* Short task
Retype all material exactly. Pictures stay out of the copy.

* Supplied material
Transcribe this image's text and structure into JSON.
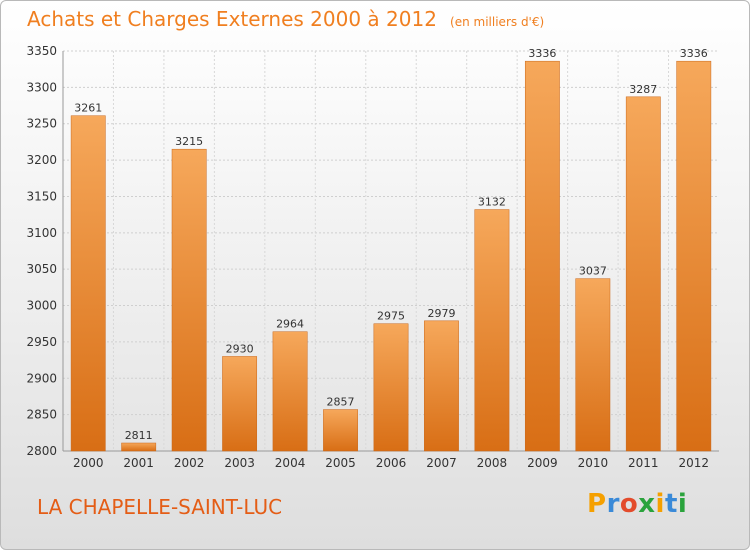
{
  "title": "Achats et Charges Externes 2000 à 2012",
  "unit": "(en milliers d'€)",
  "place": "LA CHAPELLE-SAINT-LUC",
  "brand": {
    "letters": [
      "P",
      "r",
      "o",
      "x",
      "i",
      "t",
      "i"
    ],
    "colors": [
      "#f5a000",
      "#3a8ad8",
      "#e34b2b",
      "#2aa33c",
      "#f5a000",
      "#3a8ad8",
      "#2aa33c"
    ]
  },
  "colors": {
    "bar_top": "#f6a85b",
    "bar_bottom": "#d86e15",
    "title": "#f07f20",
    "place": "#e45d16"
  },
  "chart_data": {
    "type": "bar",
    "categories": [
      "2000",
      "2001",
      "2002",
      "2003",
      "2004",
      "2005",
      "2006",
      "2007",
      "2008",
      "2009",
      "2010",
      "2011",
      "2012"
    ],
    "values": [
      3261,
      2811,
      3215,
      2930,
      2964,
      2857,
      2975,
      2979,
      3132,
      3336,
      3037,
      3287,
      3336
    ],
    "ylim": [
      2800,
      3350
    ],
    "yticks": [
      "2800",
      "2850",
      "2900",
      "2950",
      "3000",
      "3050",
      "3100",
      "3150",
      "3200",
      "3250",
      "3300",
      "3350"
    ],
    "grid": true,
    "data_labels": true
  }
}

* Output below
Transcribe this image's text and structure into JSON.
{
  "title": "Achats et Charges Externes 2000 à 2012",
  "unit": "(en milliers d'€)",
  "place": "LA CHAPELLE-SAINT-LUC",
  "brand": {
    "letters": [
      "P",
      "r",
      "o",
      "x",
      "i",
      "t",
      "i"
    ],
    "colors": [
      "#f5a000",
      "#3a8ad8",
      "#e34b2b",
      "#2aa33c",
      "#f5a000",
      "#3a8ad8",
      "#2aa33c"
    ]
  },
  "colors": {
    "bar_top": "#f6a85b",
    "bar_bottom": "#d86e15",
    "title": "#f07f20",
    "place": "#e45d16"
  },
  "chart_data": {
    "type": "bar",
    "categories": [
      "2000",
      "2001",
      "2002",
      "2003",
      "2004",
      "2005",
      "2006",
      "2007",
      "2008",
      "2009",
      "2010",
      "2011",
      "2012"
    ],
    "values": [
      3261,
      2811,
      3215,
      2930,
      2964,
      2857,
      2975,
      2979,
      3132,
      3336,
      3037,
      3287,
      3336
    ],
    "ylim": [
      2800,
      3350
    ],
    "yticks": [
      "2800",
      "2850",
      "2900",
      "2950",
      "3000",
      "3050",
      "3100",
      "3150",
      "3200",
      "3250",
      "3300",
      "3350"
    ],
    "grid": true,
    "data_labels": true
  }
}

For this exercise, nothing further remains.